Task:
Search the listing below for the string "title" and show each line that contains it.

[Begin]

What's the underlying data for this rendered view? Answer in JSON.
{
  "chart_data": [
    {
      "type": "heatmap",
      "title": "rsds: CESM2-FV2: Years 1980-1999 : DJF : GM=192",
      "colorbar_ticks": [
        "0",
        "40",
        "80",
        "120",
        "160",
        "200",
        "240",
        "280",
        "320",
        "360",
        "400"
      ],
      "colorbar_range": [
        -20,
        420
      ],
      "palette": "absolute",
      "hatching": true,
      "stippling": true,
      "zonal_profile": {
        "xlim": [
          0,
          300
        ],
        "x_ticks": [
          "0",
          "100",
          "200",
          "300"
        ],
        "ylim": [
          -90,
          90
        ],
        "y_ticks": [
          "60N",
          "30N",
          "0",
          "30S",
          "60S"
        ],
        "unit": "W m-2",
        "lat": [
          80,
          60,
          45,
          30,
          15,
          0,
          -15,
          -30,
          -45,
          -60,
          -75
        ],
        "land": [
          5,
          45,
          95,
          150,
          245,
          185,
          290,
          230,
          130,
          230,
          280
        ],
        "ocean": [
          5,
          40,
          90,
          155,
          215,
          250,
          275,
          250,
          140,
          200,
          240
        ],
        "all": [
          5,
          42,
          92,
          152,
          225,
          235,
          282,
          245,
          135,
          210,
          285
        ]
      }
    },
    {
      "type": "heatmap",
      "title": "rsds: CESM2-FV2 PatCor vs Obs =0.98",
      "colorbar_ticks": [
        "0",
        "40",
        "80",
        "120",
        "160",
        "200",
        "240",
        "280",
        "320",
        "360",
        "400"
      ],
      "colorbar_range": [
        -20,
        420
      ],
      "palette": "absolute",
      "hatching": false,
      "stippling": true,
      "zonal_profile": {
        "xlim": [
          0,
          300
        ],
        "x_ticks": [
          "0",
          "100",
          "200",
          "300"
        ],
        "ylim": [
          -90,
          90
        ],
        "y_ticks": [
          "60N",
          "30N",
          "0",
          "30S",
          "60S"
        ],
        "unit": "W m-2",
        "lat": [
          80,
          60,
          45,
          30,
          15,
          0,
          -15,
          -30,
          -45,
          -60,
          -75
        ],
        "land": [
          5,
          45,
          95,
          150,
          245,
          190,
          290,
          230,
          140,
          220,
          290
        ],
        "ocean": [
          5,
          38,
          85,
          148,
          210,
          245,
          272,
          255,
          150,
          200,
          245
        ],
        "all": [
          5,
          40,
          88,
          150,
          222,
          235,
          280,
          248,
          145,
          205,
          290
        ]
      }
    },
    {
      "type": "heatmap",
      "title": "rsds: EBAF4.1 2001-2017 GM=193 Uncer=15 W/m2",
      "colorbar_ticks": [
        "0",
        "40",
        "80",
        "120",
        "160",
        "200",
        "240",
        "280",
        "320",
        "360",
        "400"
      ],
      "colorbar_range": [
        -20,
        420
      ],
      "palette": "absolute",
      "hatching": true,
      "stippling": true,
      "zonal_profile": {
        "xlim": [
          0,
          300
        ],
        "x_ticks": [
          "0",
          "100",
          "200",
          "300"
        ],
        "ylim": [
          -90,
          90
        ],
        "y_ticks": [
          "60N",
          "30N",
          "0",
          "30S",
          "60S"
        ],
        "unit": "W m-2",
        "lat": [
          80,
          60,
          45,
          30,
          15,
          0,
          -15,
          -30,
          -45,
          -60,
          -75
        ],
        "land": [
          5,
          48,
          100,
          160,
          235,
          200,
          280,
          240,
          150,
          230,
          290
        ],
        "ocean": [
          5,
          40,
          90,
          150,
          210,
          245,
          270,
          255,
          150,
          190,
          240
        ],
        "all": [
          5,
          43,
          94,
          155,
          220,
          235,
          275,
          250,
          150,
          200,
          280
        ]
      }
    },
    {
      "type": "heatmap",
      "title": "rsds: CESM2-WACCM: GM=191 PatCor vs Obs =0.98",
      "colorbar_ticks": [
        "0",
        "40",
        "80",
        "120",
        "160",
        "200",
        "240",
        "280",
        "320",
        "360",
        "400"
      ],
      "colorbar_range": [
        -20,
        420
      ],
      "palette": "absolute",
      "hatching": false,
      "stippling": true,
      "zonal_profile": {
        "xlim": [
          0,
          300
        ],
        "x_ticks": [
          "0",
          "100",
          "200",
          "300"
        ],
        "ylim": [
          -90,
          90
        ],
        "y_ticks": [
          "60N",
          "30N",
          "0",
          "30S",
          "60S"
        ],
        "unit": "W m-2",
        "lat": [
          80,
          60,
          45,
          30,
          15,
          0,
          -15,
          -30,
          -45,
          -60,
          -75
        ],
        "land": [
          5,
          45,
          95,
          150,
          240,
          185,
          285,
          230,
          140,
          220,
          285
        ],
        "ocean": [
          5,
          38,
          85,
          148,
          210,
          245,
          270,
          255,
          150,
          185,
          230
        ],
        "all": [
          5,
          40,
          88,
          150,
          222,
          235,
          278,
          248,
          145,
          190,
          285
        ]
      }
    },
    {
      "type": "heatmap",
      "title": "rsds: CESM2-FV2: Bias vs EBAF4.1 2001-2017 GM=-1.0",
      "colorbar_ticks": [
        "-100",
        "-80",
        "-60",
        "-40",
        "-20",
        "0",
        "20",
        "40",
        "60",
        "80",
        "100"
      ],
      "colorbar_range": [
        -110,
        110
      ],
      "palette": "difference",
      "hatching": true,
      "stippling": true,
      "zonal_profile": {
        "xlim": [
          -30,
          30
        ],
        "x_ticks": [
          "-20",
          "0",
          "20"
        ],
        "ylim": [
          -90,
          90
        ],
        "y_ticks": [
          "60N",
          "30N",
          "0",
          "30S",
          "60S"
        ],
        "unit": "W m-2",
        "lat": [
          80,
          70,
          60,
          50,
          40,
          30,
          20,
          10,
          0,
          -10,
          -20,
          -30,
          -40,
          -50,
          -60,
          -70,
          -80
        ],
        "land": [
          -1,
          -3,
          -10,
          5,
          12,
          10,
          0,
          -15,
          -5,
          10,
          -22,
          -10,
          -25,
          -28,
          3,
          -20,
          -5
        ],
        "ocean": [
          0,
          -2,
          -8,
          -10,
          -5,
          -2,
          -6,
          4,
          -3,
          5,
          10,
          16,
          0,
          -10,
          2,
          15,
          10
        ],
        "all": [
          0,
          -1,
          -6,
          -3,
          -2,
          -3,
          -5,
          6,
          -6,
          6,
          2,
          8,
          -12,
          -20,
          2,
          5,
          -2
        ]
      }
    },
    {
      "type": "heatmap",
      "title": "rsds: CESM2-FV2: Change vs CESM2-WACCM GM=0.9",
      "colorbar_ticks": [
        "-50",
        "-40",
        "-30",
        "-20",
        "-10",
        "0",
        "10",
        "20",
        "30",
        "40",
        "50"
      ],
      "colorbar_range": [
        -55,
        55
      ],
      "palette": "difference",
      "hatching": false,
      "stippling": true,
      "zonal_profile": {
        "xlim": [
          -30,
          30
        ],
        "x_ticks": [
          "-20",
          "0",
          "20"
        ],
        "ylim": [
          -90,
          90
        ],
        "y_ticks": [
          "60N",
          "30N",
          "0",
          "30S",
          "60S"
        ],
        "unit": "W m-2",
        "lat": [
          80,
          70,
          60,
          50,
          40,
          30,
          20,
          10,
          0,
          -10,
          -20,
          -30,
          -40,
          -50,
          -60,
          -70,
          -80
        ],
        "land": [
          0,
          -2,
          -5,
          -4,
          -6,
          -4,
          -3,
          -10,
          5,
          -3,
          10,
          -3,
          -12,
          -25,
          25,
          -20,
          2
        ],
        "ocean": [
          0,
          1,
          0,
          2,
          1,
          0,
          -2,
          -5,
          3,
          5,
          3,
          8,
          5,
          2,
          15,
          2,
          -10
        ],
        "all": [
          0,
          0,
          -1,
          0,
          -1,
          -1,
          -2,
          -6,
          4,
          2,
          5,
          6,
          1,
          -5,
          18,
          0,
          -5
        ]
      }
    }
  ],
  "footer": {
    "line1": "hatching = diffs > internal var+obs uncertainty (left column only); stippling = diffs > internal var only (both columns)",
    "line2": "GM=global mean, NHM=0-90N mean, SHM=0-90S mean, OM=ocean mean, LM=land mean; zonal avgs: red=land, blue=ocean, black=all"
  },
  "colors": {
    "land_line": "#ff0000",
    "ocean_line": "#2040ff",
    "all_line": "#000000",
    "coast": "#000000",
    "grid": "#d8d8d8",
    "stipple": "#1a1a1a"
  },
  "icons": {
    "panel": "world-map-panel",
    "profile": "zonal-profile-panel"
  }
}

[End]

Complete output:
      "title": "rsds: CESM2-FV2: Years 1980-1999 : DJF : GM=192",
      "title": "rsds: CESM2-FV2 PatCor vs Obs =0.98",
      "title": "rsds: EBAF4.1 2001-2017 GM=193 Uncer=15 W/m2",
      "title": "rsds: CESM2-WACCM: GM=191 PatCor vs Obs =0.98",
      "title": "rsds: CESM2-FV2: Bias vs EBAF4.1 2001-2017 GM=-1.0",
      "title": "rsds: CESM2-FV2: Change vs CESM2-WACCM GM=0.9",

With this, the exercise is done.